Stored data:
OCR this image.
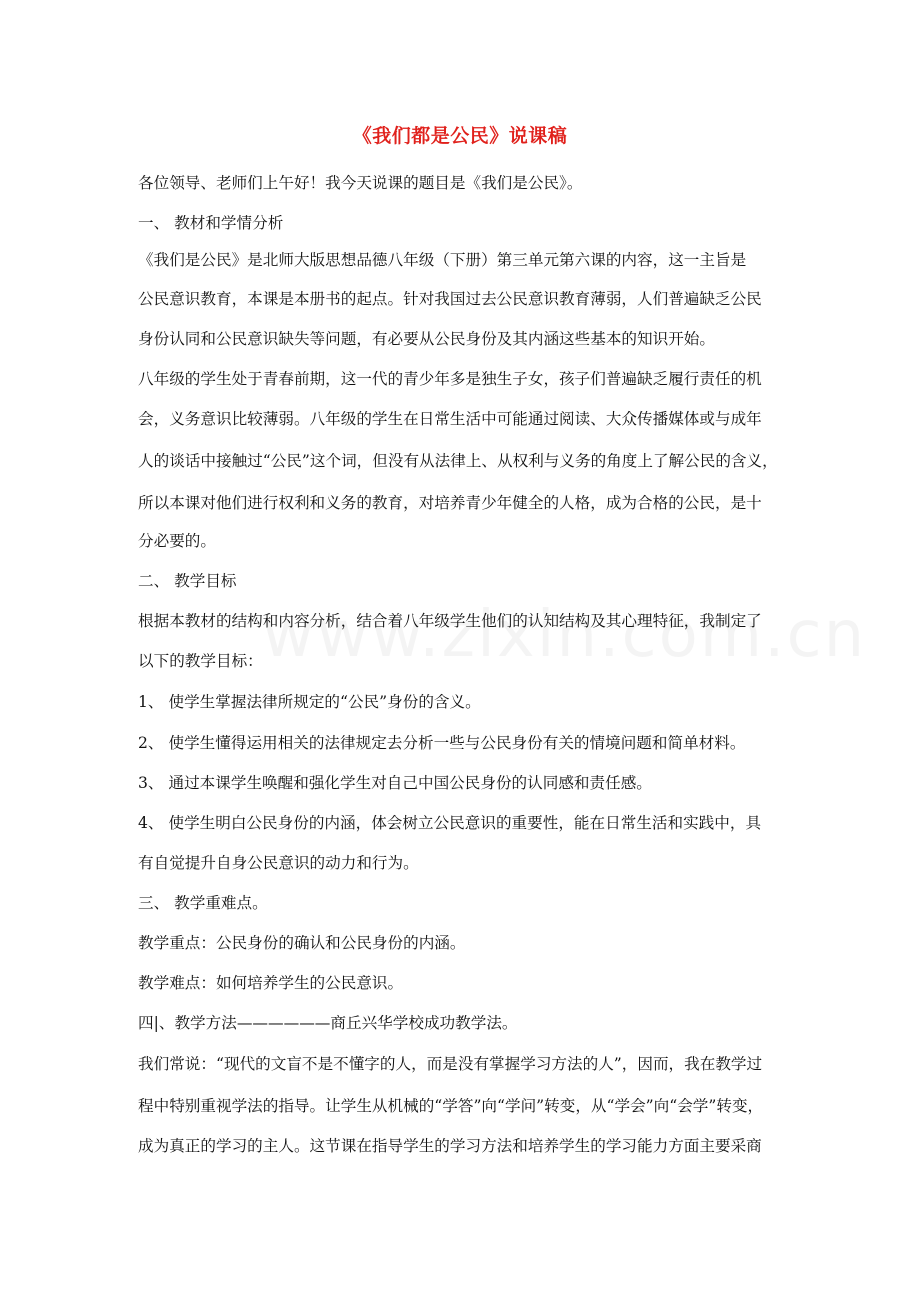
《我们都是公民》说课稿
各位领导、老师们上午好！我今天说课的题目是《我们是公民》。
一、 教材和学情分析
《我们是公民》是北师大版思想品德八年级（下册）第三单元第六课的内容，这一主旨是
公民意识教育，本课是本册书的起点。针对我国过去公民意识教育薄弱，人们普遍缺乏公民
身份认同和公民意识缺失等问题，有必要从公民身份及其内涵这些基本的知识开始。
八年级的学生处于青春前期，这一代的青少年多是独生子女，孩子们普遍缺乏履行责任的机
会，义务意识比较薄弱。八年级的学生在日常生活中可能通过阅读、大众传播媒体或与成年
人的谈话中接触过“公民”这个词，但没有从法律上、从权利与义务的角度上了解公民的含义，
所以本课对他们进行权利和义务的教育，对培养青少年健全的人格，成为合格的公民，是十
分必要的。
二、 教学目标
根据本教材的结构和内容分析，结合着八年级学生他们的认知结构及其心理特征，我制定了
以下的教学目标：
1、 使学生掌握法律所规定的“公民”身份的含义。
2、 使学生懂得运用相关的法律规定去分析一些与公民身份有关的情境问题和简单材料。
3、 通过本课学生唤醒和强化学生对自己中国公民身份的认同感和责任感。
4、 使学生明白公民身份的内涵，体会树立公民意识的重要性，能在日常生活和实践中，具
有自觉提升自身公民意识的动力和行为。
三、 教学重难点。
教学重点：公民身份的确认和公民身份的内涵。
教学难点：如何培养学生的公民意识。
四|、教学方法——————商丘兴华学校成功教学法。
我们常说：“现代的文盲不是不懂字的人，而是没有掌握学习方法的人”，因而，我在教学过
程中特别重视学法的指导。让学生从机械的“学答”向“学问”转变，从“学会”向“会学”转变，
成为真正的学习的主人。这节课在指导学生的学习方法和培养学生的学习能力方面主要采商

Task brief: Reproduce the material word for word, minus the images.

Task solution:
OCR this image.
《我们都是公民》说课稿
各位领导、老师们上午好！我今天说课的题目是《我们是公民》。
一、 教材和学情分析
《我们是公民》是北师大版思想品德八年级（下册）第三单元第六课的内容，这一主旨是
公民意识教育，本课是本册书的起点。针对我国过去公民意识教育薄弱，人们普遍缺乏公民
身份认同和公民意识缺失等问题，有必要从公民身份及其内涵这些基本的知识开始。
八年级的学生处于青春前期，这一代的青少年多是独生子女，孩子们普遍缺乏履行责任的机
会，义务意识比较薄弱。八年级的学生在日常生活中可能通过阅读、大众传播媒体或与成年
人的谈话中接触过“公民”这个词，但没有从法律上、从权利与义务的角度上了解公民的含义，
所以本课对他们进行权利和义务的教育，对培养青少年健全的人格，成为合格的公民，是十
分必要的。
二、 教学目标
根据本教材的结构和内容分析，结合着八年级学生他们的认知结构及其心理特征，我制定了
以下的教学目标：
1、 使学生掌握法律所规定的“公民”身份的含义。
2、 使学生懂得运用相关的法律规定去分析一些与公民身份有关的情境问题和简单材料。
3、 通过本课学生唤醒和强化学生对自己中国公民身份的认同感和责任感。
4、 使学生明白公民身份的内涵，体会树立公民意识的重要性，能在日常生活和实践中，具
有自觉提升自身公民意识的动力和行为。
三、 教学重难点。
教学重点：公民身份的确认和公民身份的内涵。
教学难点：如何培养学生的公民意识。
四|、教学方法——————商丘兴华学校成功教学法。
我们常说：“现代的文盲不是不懂字的人，而是没有掌握学习方法的人”，因而，我在教学过
程中特别重视学法的指导。让学生从机械的“学答”向“学问”转变，从“学会”向“会学”转变，
成为真正的学习的主人。这节课在指导学生的学习方法和培养学生的学习能力方面主要采商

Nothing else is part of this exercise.